═══ PROVIDED MATERIAL

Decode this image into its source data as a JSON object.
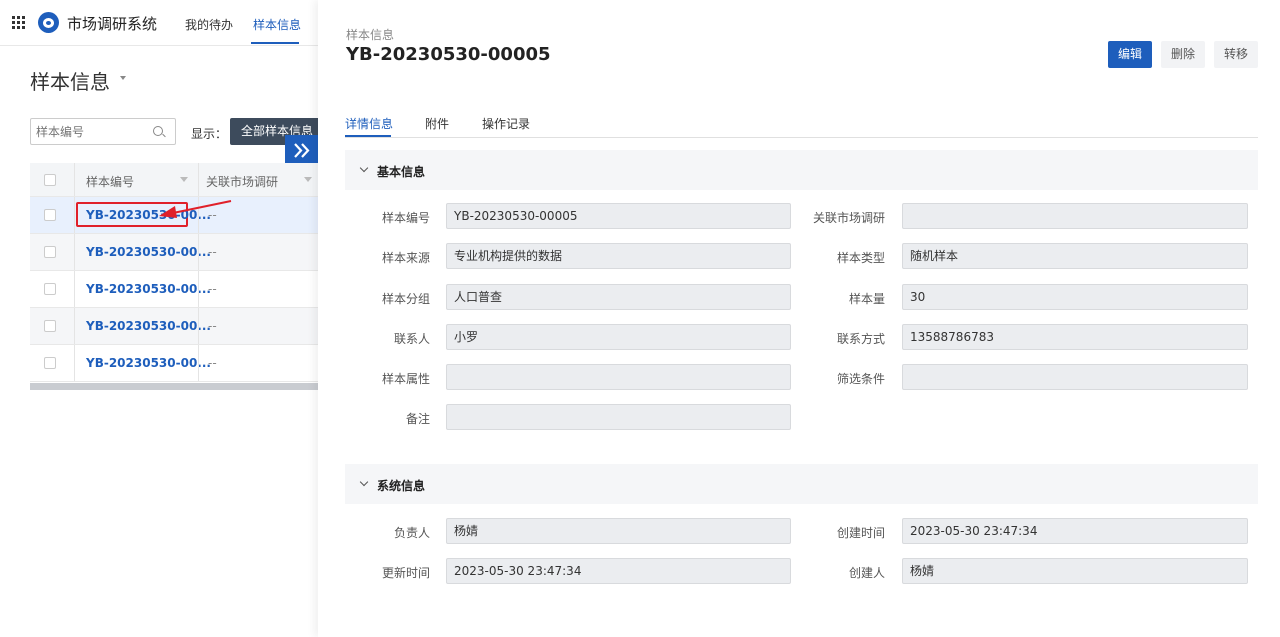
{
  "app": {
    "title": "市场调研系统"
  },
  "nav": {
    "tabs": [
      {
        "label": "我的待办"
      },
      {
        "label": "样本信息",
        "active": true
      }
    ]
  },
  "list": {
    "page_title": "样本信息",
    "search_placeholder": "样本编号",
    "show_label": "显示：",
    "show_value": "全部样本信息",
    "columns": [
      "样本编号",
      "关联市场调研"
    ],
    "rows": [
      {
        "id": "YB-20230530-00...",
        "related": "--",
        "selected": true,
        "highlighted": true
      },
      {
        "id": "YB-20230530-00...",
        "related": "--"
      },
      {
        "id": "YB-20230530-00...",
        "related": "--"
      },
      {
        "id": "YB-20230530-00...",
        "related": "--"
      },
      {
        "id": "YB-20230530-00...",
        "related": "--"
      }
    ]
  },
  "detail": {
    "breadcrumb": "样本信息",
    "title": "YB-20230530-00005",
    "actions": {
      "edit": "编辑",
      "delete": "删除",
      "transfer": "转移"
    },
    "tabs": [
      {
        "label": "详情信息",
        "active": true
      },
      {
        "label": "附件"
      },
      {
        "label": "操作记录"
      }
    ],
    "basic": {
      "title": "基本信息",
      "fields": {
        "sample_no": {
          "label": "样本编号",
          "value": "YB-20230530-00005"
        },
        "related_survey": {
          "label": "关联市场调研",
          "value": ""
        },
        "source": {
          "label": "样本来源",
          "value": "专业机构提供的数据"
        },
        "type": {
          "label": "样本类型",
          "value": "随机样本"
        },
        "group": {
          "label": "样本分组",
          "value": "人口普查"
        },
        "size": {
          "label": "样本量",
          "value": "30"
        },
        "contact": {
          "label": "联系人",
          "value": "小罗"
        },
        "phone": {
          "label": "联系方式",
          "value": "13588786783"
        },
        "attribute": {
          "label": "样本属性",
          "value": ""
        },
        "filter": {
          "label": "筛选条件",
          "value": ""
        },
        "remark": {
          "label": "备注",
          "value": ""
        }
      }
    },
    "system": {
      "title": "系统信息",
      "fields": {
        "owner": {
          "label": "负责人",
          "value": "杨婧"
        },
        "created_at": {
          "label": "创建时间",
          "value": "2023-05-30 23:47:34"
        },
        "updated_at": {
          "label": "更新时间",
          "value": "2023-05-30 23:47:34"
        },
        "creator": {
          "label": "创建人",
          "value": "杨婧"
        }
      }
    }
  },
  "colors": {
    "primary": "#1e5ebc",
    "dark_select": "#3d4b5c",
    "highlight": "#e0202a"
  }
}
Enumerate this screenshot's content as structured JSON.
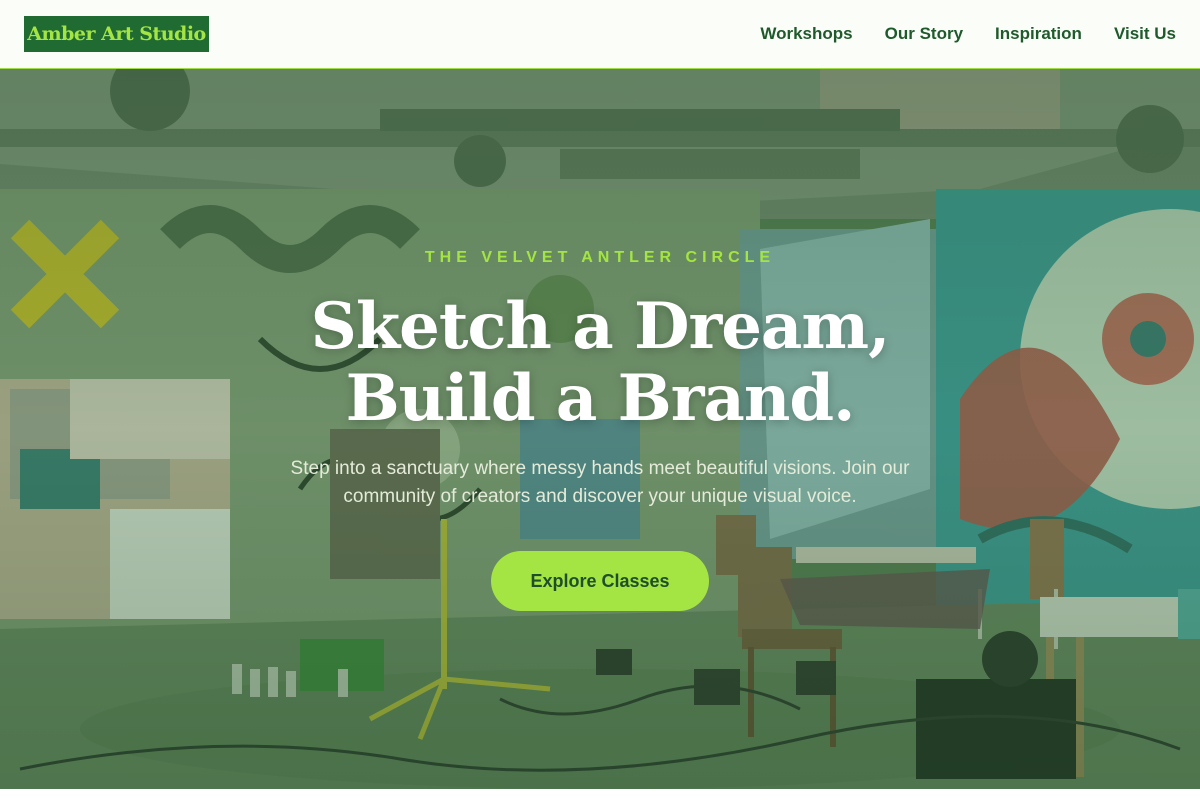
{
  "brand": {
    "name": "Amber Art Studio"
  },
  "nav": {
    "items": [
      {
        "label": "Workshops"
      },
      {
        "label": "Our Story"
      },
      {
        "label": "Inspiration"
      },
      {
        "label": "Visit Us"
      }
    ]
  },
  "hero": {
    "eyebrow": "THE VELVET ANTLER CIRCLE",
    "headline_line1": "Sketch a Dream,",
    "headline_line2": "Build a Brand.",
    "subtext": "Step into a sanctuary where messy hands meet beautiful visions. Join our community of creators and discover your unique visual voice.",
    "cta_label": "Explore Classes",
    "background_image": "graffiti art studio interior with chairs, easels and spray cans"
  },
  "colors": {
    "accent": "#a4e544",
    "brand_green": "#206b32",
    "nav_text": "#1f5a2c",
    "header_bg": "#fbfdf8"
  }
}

══════

**TASK DESCRIPTION:** The pictures stay out; repeat exactly the lines from the one with "Enumerate this screenshot's" to the end of the entries above, and nothing else.

**WRITTEN RESPONSE:**
Enumerate this screenshot's content as structured JSON.
{
  "brand": {
    "name": "Amber Art Studio"
  },
  "nav": {
    "items": [
      {
        "label": "Workshops"
      },
      {
        "label": "Our Story"
      },
      {
        "label": "Inspiration"
      },
      {
        "label": "Visit Us"
      }
    ]
  },
  "hero": {
    "eyebrow": "THE VELVET ANTLER CIRCLE",
    "headline_line1": "Sketch a Dream,",
    "headline_line2": "Build a Brand.",
    "subtext": "Step into a sanctuary where messy hands meet beautiful visions. Join our community of creators and discover your unique visual voice.",
    "cta_label": "Explore Classes",
    "background_image": "graffiti art studio interior with chairs, easels and spray cans"
  },
  "colors": {
    "accent": "#a4e544",
    "brand_green": "#206b32",
    "nav_text": "#1f5a2c",
    "header_bg": "#fbfdf8"
  }
}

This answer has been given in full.